TASK OBJECTIVE ->
Put each line of the items into a JSON list of strings, one string per line and blank lines omitted, beginning at the first line and going on through the line containing "svg-text:3000: 3000: [804, 1237, 847, 1257]".

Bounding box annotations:
-- Start --

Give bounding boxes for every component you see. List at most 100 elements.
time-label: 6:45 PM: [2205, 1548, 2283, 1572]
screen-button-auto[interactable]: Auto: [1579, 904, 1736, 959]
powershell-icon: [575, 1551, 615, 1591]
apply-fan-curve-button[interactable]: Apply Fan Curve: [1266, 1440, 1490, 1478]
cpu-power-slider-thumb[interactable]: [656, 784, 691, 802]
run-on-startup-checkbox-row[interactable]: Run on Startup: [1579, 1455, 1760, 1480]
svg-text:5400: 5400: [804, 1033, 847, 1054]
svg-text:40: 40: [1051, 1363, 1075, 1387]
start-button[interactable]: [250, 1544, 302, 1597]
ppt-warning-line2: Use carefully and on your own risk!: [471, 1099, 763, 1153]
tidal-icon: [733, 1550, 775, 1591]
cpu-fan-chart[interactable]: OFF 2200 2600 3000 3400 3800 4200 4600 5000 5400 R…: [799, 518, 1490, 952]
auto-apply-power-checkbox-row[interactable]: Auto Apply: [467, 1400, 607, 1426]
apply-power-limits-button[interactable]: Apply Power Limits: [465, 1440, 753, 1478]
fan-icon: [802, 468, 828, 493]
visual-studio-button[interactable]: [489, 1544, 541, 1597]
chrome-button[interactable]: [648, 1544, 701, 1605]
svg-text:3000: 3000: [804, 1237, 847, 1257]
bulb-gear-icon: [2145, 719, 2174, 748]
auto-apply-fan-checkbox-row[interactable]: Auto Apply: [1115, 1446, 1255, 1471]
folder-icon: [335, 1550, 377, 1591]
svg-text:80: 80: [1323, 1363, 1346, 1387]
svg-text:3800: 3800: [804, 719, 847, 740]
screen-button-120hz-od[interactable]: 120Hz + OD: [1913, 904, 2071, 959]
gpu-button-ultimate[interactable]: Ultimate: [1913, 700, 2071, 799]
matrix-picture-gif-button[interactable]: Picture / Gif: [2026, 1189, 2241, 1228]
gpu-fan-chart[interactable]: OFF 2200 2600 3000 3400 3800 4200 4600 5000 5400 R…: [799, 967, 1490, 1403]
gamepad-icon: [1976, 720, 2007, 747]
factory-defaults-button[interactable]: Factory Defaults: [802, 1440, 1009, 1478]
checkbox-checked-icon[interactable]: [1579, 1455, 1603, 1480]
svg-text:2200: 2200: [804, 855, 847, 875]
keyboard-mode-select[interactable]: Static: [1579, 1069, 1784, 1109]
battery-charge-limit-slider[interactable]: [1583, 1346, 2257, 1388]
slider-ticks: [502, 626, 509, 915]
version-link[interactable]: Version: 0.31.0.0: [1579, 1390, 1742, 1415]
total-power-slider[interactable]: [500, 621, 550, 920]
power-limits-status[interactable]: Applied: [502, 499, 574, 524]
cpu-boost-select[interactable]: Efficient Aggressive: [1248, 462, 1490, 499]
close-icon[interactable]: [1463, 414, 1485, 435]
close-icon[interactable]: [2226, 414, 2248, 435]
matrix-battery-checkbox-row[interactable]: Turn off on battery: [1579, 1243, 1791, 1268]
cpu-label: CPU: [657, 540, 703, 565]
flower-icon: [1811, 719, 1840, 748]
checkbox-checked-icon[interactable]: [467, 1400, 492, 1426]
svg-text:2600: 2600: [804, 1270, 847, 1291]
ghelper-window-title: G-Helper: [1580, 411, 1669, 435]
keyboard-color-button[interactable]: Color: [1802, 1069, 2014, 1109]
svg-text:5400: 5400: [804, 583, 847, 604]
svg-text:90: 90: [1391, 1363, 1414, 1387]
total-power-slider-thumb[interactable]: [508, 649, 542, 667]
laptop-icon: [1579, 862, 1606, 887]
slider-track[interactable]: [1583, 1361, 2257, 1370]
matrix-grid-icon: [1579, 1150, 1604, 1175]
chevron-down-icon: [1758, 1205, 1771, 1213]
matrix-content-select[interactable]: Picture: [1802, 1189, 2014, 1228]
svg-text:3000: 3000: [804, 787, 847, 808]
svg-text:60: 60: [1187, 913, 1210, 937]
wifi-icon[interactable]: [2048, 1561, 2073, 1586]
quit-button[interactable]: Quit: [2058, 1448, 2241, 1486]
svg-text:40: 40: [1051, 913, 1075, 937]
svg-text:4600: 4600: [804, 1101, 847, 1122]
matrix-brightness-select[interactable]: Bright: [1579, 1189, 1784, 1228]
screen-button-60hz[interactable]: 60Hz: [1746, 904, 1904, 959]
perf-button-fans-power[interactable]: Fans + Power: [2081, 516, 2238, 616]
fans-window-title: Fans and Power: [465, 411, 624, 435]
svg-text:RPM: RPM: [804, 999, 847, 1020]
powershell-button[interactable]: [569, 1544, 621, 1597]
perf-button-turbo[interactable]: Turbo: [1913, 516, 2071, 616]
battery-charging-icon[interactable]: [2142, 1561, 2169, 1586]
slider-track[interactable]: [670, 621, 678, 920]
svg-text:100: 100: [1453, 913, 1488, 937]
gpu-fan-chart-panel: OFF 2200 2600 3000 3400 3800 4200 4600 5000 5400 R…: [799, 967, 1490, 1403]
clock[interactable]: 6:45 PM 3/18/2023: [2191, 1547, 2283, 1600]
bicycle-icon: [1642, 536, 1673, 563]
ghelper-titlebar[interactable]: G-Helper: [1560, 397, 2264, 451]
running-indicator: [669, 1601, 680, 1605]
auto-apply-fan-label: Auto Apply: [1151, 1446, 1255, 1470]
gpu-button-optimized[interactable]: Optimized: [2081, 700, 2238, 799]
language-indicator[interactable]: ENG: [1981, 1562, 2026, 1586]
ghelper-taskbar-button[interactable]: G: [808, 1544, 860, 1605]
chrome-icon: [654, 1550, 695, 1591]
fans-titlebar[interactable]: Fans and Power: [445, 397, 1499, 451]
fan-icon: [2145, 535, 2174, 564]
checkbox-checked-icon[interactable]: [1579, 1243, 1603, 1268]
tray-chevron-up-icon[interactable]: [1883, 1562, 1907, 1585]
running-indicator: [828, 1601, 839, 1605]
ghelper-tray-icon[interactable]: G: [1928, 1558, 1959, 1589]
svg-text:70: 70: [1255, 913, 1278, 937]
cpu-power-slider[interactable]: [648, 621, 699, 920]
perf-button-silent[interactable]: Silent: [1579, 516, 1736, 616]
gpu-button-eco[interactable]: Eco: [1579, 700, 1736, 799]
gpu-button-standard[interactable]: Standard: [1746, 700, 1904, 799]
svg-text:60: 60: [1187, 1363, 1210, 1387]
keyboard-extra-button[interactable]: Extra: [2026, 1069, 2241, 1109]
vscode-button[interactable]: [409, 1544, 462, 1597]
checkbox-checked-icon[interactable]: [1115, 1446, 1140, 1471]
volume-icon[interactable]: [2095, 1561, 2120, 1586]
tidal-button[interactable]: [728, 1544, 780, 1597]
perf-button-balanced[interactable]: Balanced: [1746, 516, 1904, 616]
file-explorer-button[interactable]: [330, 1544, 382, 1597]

-- End --

RESPONSE TO THIS TASK ->
[
  "Give bounding boxes for every component you see. List at most 100 elements.",
  "time-label: 6:45 PM: [2205, 1548, 2283, 1572]",
  "screen-button-auto[interactable]: Auto: [1579, 904, 1736, 959]",
  "powershell-icon: [575, 1551, 615, 1591]",
  "apply-fan-curve-button[interactable]: Apply Fan Curve: [1266, 1440, 1490, 1478]",
  "cpu-power-slider-thumb[interactable]: [656, 784, 691, 802]",
  "run-on-startup-checkbox-row[interactable]: Run on Startup: [1579, 1455, 1760, 1480]",
  "svg-text:5400: 5400: [804, 1033, 847, 1054]",
  "svg-text:40: 40: [1051, 1363, 1075, 1387]",
  "start-button[interactable]: [250, 1544, 302, 1597]",
  "ppt-warning-line2: Use carefully and on your own risk!: [471, 1099, 763, 1153]",
  "tidal-icon: [733, 1550, 775, 1591]",
  "cpu-fan-chart[interactable]: OFF 2200 2600 3000 3400 3800 4200 4600 5000 5400 R…: [799, 518, 1490, 952]",
  "auto-apply-power-checkbox-row[interactable]: Auto Apply: [467, 1400, 607, 1426]",
  "apply-power-limits-button[interactable]: Apply Power Limits: [465, 1440, 753, 1478]",
  "fan-icon: [802, 468, 828, 493]",
  "visual-studio-button[interactable]: [489, 1544, 541, 1597]",
  "chrome-button[interactable]: [648, 1544, 701, 1605]",
  "svg-text:3000: 3000: [804, 1237, 847, 1257]"
]